▸ Given request
Write out every entry exactly as given, but omit the pictures.

━━━ Exercise data ━━━

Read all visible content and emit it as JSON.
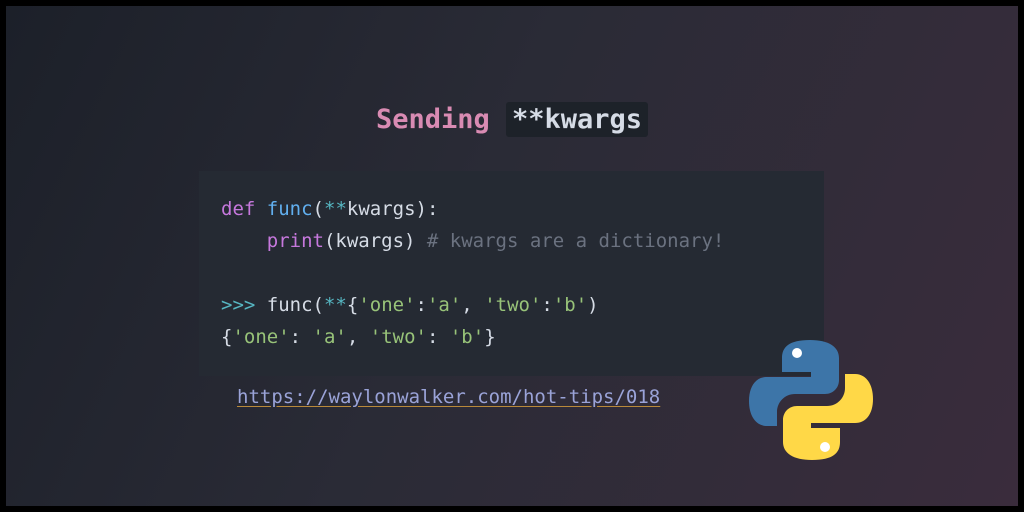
{
  "title": {
    "prefix": "Sending",
    "code": "**kwargs"
  },
  "code": {
    "line1": {
      "kw": "def",
      "fn": "func",
      "paren_open": "(",
      "op": "**",
      "arg": "kwargs",
      "rest": "):"
    },
    "line2": {
      "indent": "    ",
      "fn": "print",
      "rest": "(kwargs) ",
      "comment": "# kwargs are a dictionary!"
    },
    "line4": {
      "prompt": ">>>",
      "call": " func(",
      "op": "**",
      "brace": "{",
      "s1": "'one'",
      "c1": ":",
      "s2": "'a'",
      "sep": ", ",
      "s3": "'two'",
      "c2": ":",
      "s4": "'b'",
      "close": ")"
    },
    "line5": {
      "brace_open": "{",
      "s1": "'one'",
      "c1": ": ",
      "s2": "'a'",
      "sep": ", ",
      "s3": "'two'",
      "c2": ": ",
      "s4": "'b'",
      "brace_close": "}"
    }
  },
  "link": {
    "text": "https://waylonwalker.com/hot-tips/018"
  },
  "icons": {
    "logo": "python-logo-icon"
  },
  "colors": {
    "blue": "#3d75a8",
    "yellow": "#ffd847",
    "accent": "#d98bb3"
  }
}
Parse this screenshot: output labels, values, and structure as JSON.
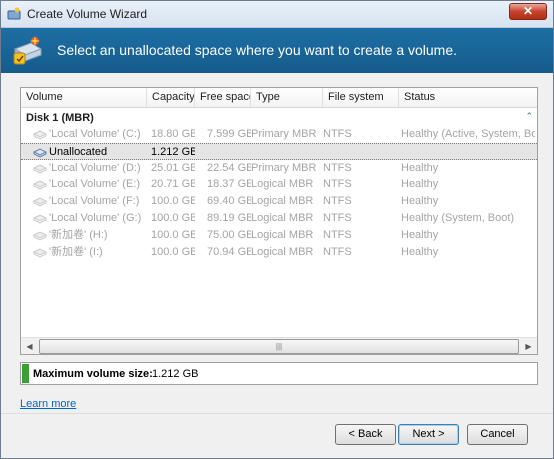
{
  "window": {
    "title": "Create Volume Wizard",
    "close_glyph": "✕"
  },
  "banner": {
    "text": "Select an unallocated space where you want to create a volume.",
    "icon": "disk-wizard-icon"
  },
  "columns": [
    "Volume",
    "Capacity",
    "Free space",
    "Type",
    "File system",
    "Status"
  ],
  "disk_group": {
    "label": "Disk 1 (MBR)",
    "collapse_glyph": "⌃"
  },
  "rows": [
    {
      "volume": "'Local Volume' (C:)",
      "capacity": "18.80 GB",
      "free": "7.599 GB",
      "type": "Primary MBR",
      "fs": "NTFS",
      "status": "Healthy (Active, System, Boot)",
      "selected": false
    },
    {
      "volume": "Unallocated",
      "capacity": "1.212 GB",
      "free": "",
      "type": "",
      "fs": "",
      "status": "",
      "selected": true
    },
    {
      "volume": "'Local Volume' (D:)",
      "capacity": "25.01 GB",
      "free": "22.54 GB",
      "type": "Primary MBR",
      "fs": "NTFS",
      "status": "Healthy",
      "selected": false
    },
    {
      "volume": "'Local Volume' (E:)",
      "capacity": "20.71 GB",
      "free": "18.37 GB",
      "type": "Logical MBR",
      "fs": "NTFS",
      "status": "Healthy",
      "selected": false
    },
    {
      "volume": "'Local Volume' (F:)",
      "capacity": "100.0 GB",
      "free": "69.40 GB",
      "type": "Logical MBR",
      "fs": "NTFS",
      "status": "Healthy",
      "selected": false
    },
    {
      "volume": "'Local Volume' (G:)",
      "capacity": "100.0 GB",
      "free": "89.19 GB",
      "type": "Logical MBR",
      "fs": "NTFS",
      "status": "Healthy (System, Boot)",
      "selected": false
    },
    {
      "volume": "'新加卷' (H:)",
      "capacity": "100.0 GB",
      "free": "75.00 GB",
      "type": "Logical MBR",
      "fs": "NTFS",
      "status": "Healthy",
      "selected": false
    },
    {
      "volume": "'新加卷' (I:)",
      "capacity": "100.0 GB",
      "free": "70.94 GB",
      "type": "Logical MBR",
      "fs": "NTFS",
      "status": "Healthy",
      "selected": false
    }
  ],
  "scrollbar": {
    "left_glyph": "◀",
    "right_glyph": "▶",
    "thumb_glyph": "|||"
  },
  "max_size": {
    "label": "Maximum volume size:",
    "value": "1.212 GB"
  },
  "learn_more": "Learn more",
  "buttons": {
    "back": "< Back",
    "next": "Next >",
    "cancel": "Cancel"
  }
}
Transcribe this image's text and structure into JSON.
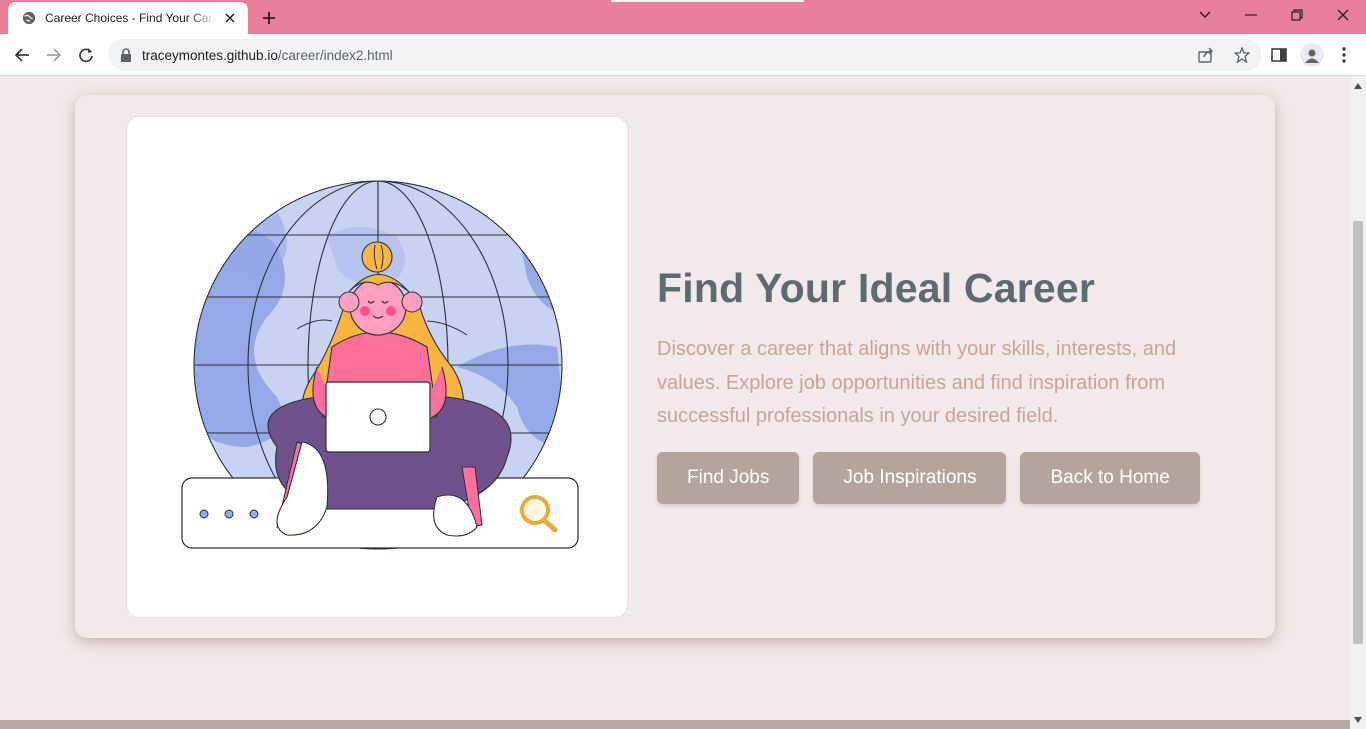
{
  "browser": {
    "tab_title": "Career Choices - Find Your Career",
    "url_host": "traceymontes.github.io",
    "url_path": "/career/index2.html",
    "theme_color": "#e87f9c"
  },
  "hero": {
    "headline": "Find Your Ideal Career",
    "description": "Discover a career that aligns with your skills, interests, and values. Explore job opportunities and find inspiration from successful professionals in your desired field.",
    "buttons": [
      "Find Jobs",
      "Job Inspirations",
      "Back to Home"
    ],
    "illustration": "woman-with-laptop-globe-search-illustration"
  },
  "colors": {
    "background": "#f2e9ea",
    "headline": "#5d6b70",
    "description": "#c3a69a",
    "button": "#b3a59b"
  }
}
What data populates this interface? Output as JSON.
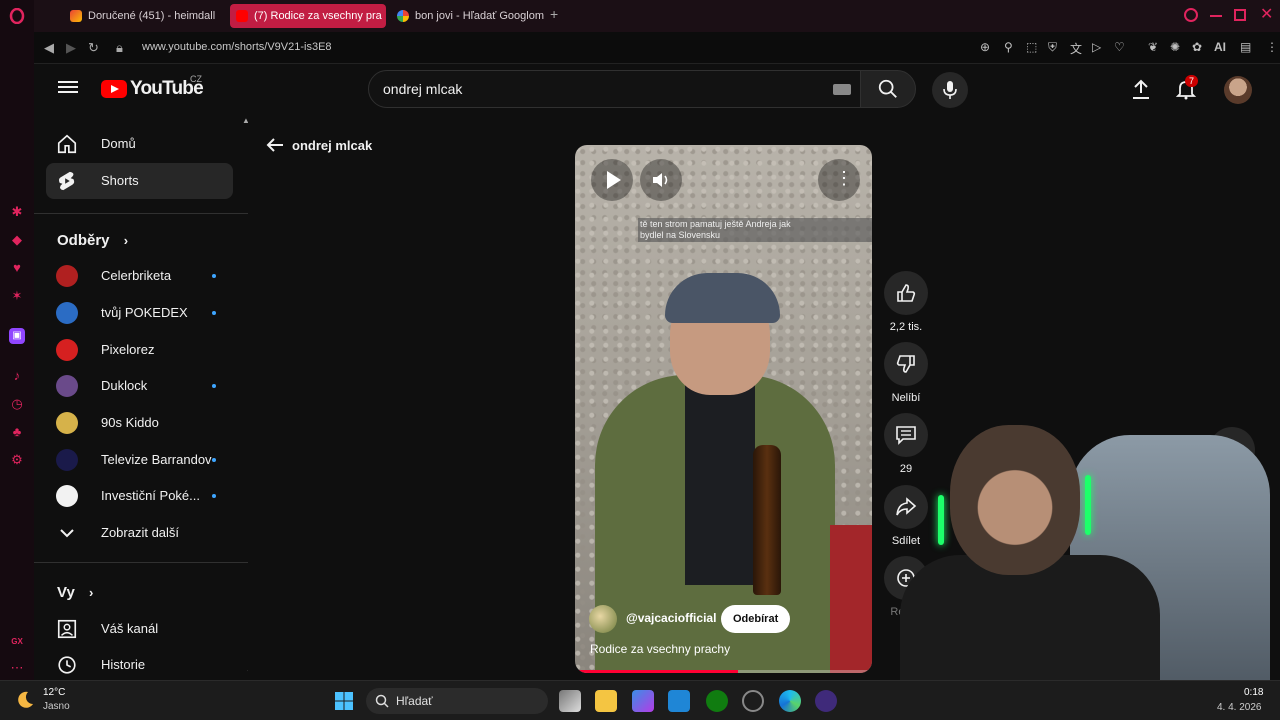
{
  "browser": {
    "tabs": [
      {
        "title": "Doručené (451) - heimdall",
        "active": false
      },
      {
        "title": "(7) Rodice za vsechny pra",
        "active": true
      },
      {
        "title": "bon jovi - Hľadať Googlom",
        "active": false
      }
    ],
    "new_tab_label": "+",
    "url": "www.youtube.com/shorts/V9V21-is3E8",
    "ai_label": "AI",
    "gx_label": "GX"
  },
  "header": {
    "logo_text": "YouTube",
    "country": "CZ",
    "search_value": "ondrej mlcak",
    "notification_count": "7"
  },
  "sidebar": {
    "main": [
      {
        "label": "Domů",
        "active": false
      },
      {
        "label": "Shorts",
        "active": true
      }
    ],
    "subscriptions_title": "Odběry",
    "subscriptions": [
      {
        "label": "Celerbriketa",
        "dot": true,
        "color": "#b02020"
      },
      {
        "label": "tvůj POKEDEX",
        "dot": true,
        "color": "#2b6cc4"
      },
      {
        "label": "Pixelorez",
        "dot": false,
        "color": "#d62020"
      },
      {
        "label": "Duklock",
        "dot": true,
        "color": "#6a4a8a"
      },
      {
        "label": "90s Kiddo",
        "dot": false,
        "color": "#d6b24a"
      },
      {
        "label": "Televize Barrandov",
        "dot": true,
        "color": "#1a1a4a"
      },
      {
        "label": "Investiční Poké...",
        "dot": true,
        "color": "#f2f2f2"
      }
    ],
    "show_more": "Zobrazit další",
    "you_title": "Vy",
    "you_items": [
      {
        "label": "Váš kanál"
      },
      {
        "label": "Historie"
      }
    ]
  },
  "main": {
    "back_label": "ondrej mlcak"
  },
  "short": {
    "caption_line1": "tě ten strom pamatuj ještě Andreja jak",
    "caption_line2": "bydlel na Slovensku",
    "channel": "@vajcaciofficial",
    "subscribe_label": "Odebírat",
    "title": "Rodice za vsechny prachy",
    "progress": 0.55
  },
  "actions": {
    "like_count": "2,2 tis.",
    "dislike_label": "Nelíbí",
    "comments_count": "29",
    "share_label": "Sdílet",
    "remix_label": "Remix"
  },
  "taskbar": {
    "temperature": "12°C",
    "condition": "Jasno",
    "search_placeholder": "Hľadať",
    "time": "0:18",
    "date": "4. 4. 2026"
  },
  "colors": {
    "accent": "#ff0000",
    "opera_accent": "#e0245e",
    "subscription_dot": "#3ea6ff"
  }
}
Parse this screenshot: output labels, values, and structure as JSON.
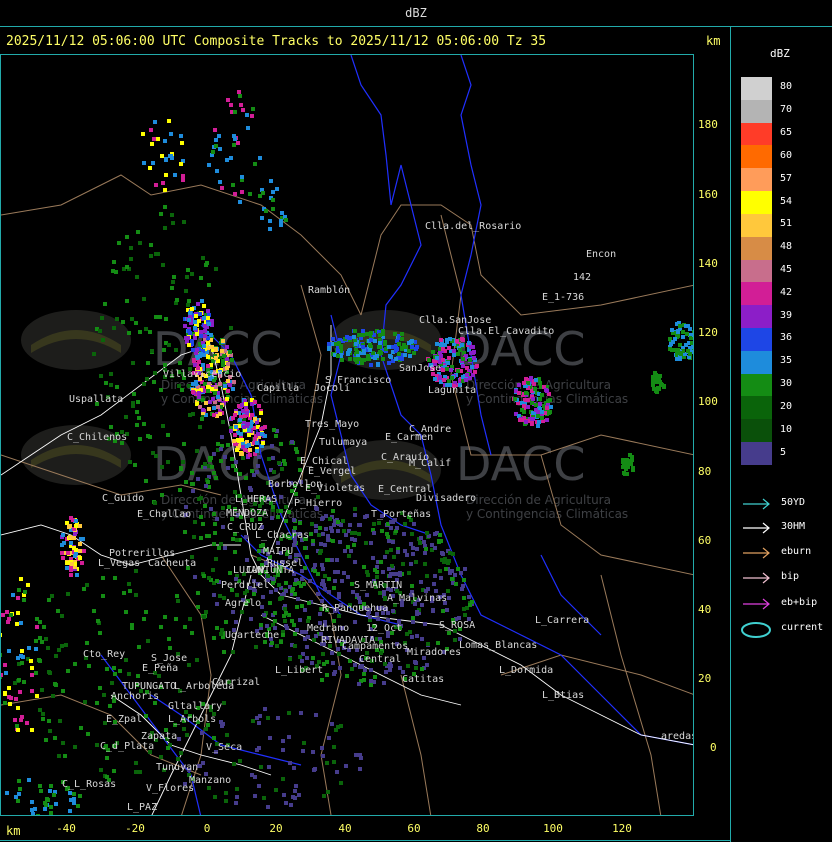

━━━

▸ Written response
Read all visible content and emit it as JSON.
{
  "title": {
    "prefix": "Sending",
    "code": "**kwargs"
  },
  "code": {
    "line1": {
      "kw": "def",
      "fn": "func",
      "paren_open": "(",
      "op": "**",
      "arg": "kwargs",
      "rest": "):"
    },
    "line2": {
      "indent": "    ",
      "fn": "print",
      "rest": "(kwargs) ",
      "comment": "# kwargs are a dictionary!"
    },
    "line4": {
      "prompt": ">>>",
      "call": " func(",
      "op": "**",
      "brace": "{",
      "s1": "'one'",
      "c1": ":",
      "s2": "'a'",
      "sep": ", ",
      "s3": "'two'",
      "c2": ":",
      "s4": "'b'",
      "close": ")"
    },
    "line5": {
      "brace_open": "{",
      "s1": "'one'",
      "c1": ": ",
      "s2": "'a'",
      "sep": ", ",
      "s3": "'two'",
      "c2": ": ",
      "s4": "'b'",
      "brace_close": "}"
    }
  },
  "link": {
    "text": "https://waylonwalker.com/hot-tips/018"
  },
  "icons": {
    "logo": "python-logo-icon"
  },
  "colors": {
    "blue": "#3d75a8",
    "yellow": "#ffd847",
    "accent": "#d98bb3"
  }
}
Parse this screenshot: output labels, values, and structure as JSON.
{
  "window": {
    "title": "Create Volume Wizard",
    "close_glyph": "✕"
  },
  "banner": {
    "text": "Select an unallocated space where you want to create a volume.",
    "icon": "disk-wizard-icon"
  },
  "columns": [
    "Volume",
    "Capacity",
    "Free space",
    "Type",
    "File system",
    "Status"
  ],
  "disk_group": {
    "label": "Disk 1 (MBR)",
    "collapse_glyph": "⌃"
  },
  "rows": [
    {
      "volume": "'Local Volume' (C:)",
      "capacity": "18.80 GB",
      "free": "7.599 GB",
      "type": "Primary MBR",
      "fs": "NTFS",
      "status": "Healthy (Active, System, Boot)",
      "selected": false
    },
    {
      "volume": "Unallocated",
      "capacity": "1.212 GB",
      "free": "",
      "type": "",
      "fs": "",
      "status": "",
      "selected": true
    },
    {
      "volume": "'Local Volume' (D:)",
      "capacity": "25.01 GB",
      "free": "22.54 GB",
      "type": "Primary MBR",
      "fs": "NTFS",
      "status": "Healthy",
      "selected": false
    },
    {
      "volume": "'Local Volume' (E:)",
      "capacity": "20.71 GB",
      "free": "18.37 GB",
      "type": "Logical MBR",
      "fs": "NTFS",
      "status": "Healthy",
      "selected": false
    },
    {
      "volume": "'Local Volume' (F:)",
      "capacity": "100.0 GB",
      "free": "69.40 GB",
      "type": "Logical MBR",
      "fs": "NTFS",
      "status": "Healthy",
      "selected": false
    },
    {
      "volume": "'Local Volume' (G:)",
      "capacity": "100.0 GB",
      "free": "89.19 GB",
      "type": "Logical MBR",
      "fs": "NTFS",
      "status": "Healthy (System, Boot)",
      "selected": false
    },
    {
      "volume": "'新加卷' (H:)",
      "capacity": "100.0 GB",
      "free": "75.00 GB",
      "type": "Logical MBR",
      "fs": "NTFS",
      "status": "Healthy",
      "selected": false
    },
    {
      "volume": "'新加卷' (I:)",
      "capacity": "100.0 GB",
      "free": "70.94 GB",
      "type": "Logical MBR",
      "fs": "NTFS",
      "status": "Healthy",
      "selected": false
    }
  ],
  "scrollbar": {
    "left_glyph": "◀",
    "right_glyph": "▶",
    "thumb_glyph": "|||"
  },
  "max_size": {
    "label": "Maximum volume size:",
    "value": "1.212 GB"
  },
  "learn_more": "Learn more",
  "buttons": {
    "back": "< Back",
    "next": "Next >",
    "cancel": "Cancel"
  }
}
Transcribe this image's text and structure into JSON.
{
  "browser": {
    "tab_title": "Career Choices - Find Your Career",
    "url_host": "traceymontes.github.io",
    "url_path": "/career/index2.html",
    "theme_color": "#e87f9c"
  },
  "hero": {
    "headline": "Find Your Ideal Career",
    "description": "Discover a career that aligns with your skills, interests, and values. Explore job opportunities and find inspiration from successful professionals in your desired field.",
    "buttons": [
      "Find Jobs",
      "Job Inspirations",
      "Back to Home"
    ],
    "illustration": "woman-with-laptop-globe-search-illustration"
  },
  "colors": {
    "background": "#f2e9ea",
    "headline": "#5d6b70",
    "description": "#c3a69a",
    "button": "#b3a59b"
  }
}
What data populates this interface? Output as JSON.
{
  "browser": {
    "tabs": [
      {
        "title": "Doručené (451) - heimdall",
        "active": false
      },
      {
        "title": "(7) Rodice za vsechny pra",
        "active": true
      },
      {
        "title": "bon jovi - Hľadať Googlom",
        "active": false
      }
    ],
    "new_tab_label": "+",
    "url": "www.youtube.com/shorts/V9V21-is3E8",
    "ai_label": "AI",
    "gx_label": "GX"
  },
  "header": {
    "logo_text": "YouTube",
    "country": "CZ",
    "search_value": "ondrej mlcak",
    "notification_count": "7"
  },
  "sidebar": {
    "main": [
      {
        "label": "Domů",
        "active": false
      },
      {
        "label": "Shorts",
        "active": true
      }
    ],
    "subscriptions_title": "Odběry",
    "subscriptions": [
      {
        "label": "Celerbriketa",
        "dot": true,
        "color": "#b02020"
      },
      {
        "label": "tvůj POKEDEX",
        "dot": true,
        "color": "#2b6cc4"
      },
      {
        "label": "Pixelorez",
        "dot": false,
        "color": "#d62020"
      },
      {
        "label": "Duklock",
        "dot": true,
        "color": "#6a4a8a"
      },
      {
        "label": "90s Kiddo",
        "dot": false,
        "color": "#d6b24a"
      },
      {
        "label": "Televize Barrandov",
        "dot": true,
        "color": "#1a1a4a"
      },
      {
        "label": "Investiční Poké...",
        "dot": true,
        "color": "#f2f2f2"
      }
    ],
    "show_more": "Zobrazit další",
    "you_title": "Vy",
    "you_items": [
      {
        "label": "Váš kanál"
      },
      {
        "label": "Historie"
      }
    ]
  },
  "main": {
    "back_label": "ondrej mlcak"
  },
  "short": {
    "caption_line1": "tě ten strom pamatuj ještě Andreja jak",
    "caption_line2": "bydlel na Slovensku",
    "channel": "@vajcaciofficial",
    "subscribe_label": "Odebírat",
    "title": "Rodice za vsechny prachy",
    "progress": 0.55
  },
  "actions": {
    "like_count": "2,2 tis.",
    "dislike_label": "Nelíbí",
    "comments_count": "29",
    "share_label": "Sdílet",
    "remix_label": "Remix"
  },
  "taskbar": {
    "temperature": "12°C",
    "condition": "Jasno",
    "search_placeholder": "Hľadať",
    "time": "0:18",
    "date": "4. 4. 2026"
  },
  "colors": {
    "accent": "#ff0000",
    "opera_accent": "#e0245e",
    "subscription_dot": "#3ea6ff"
  }
}
Parse this screenshot: output labels, values, and structure as JSON.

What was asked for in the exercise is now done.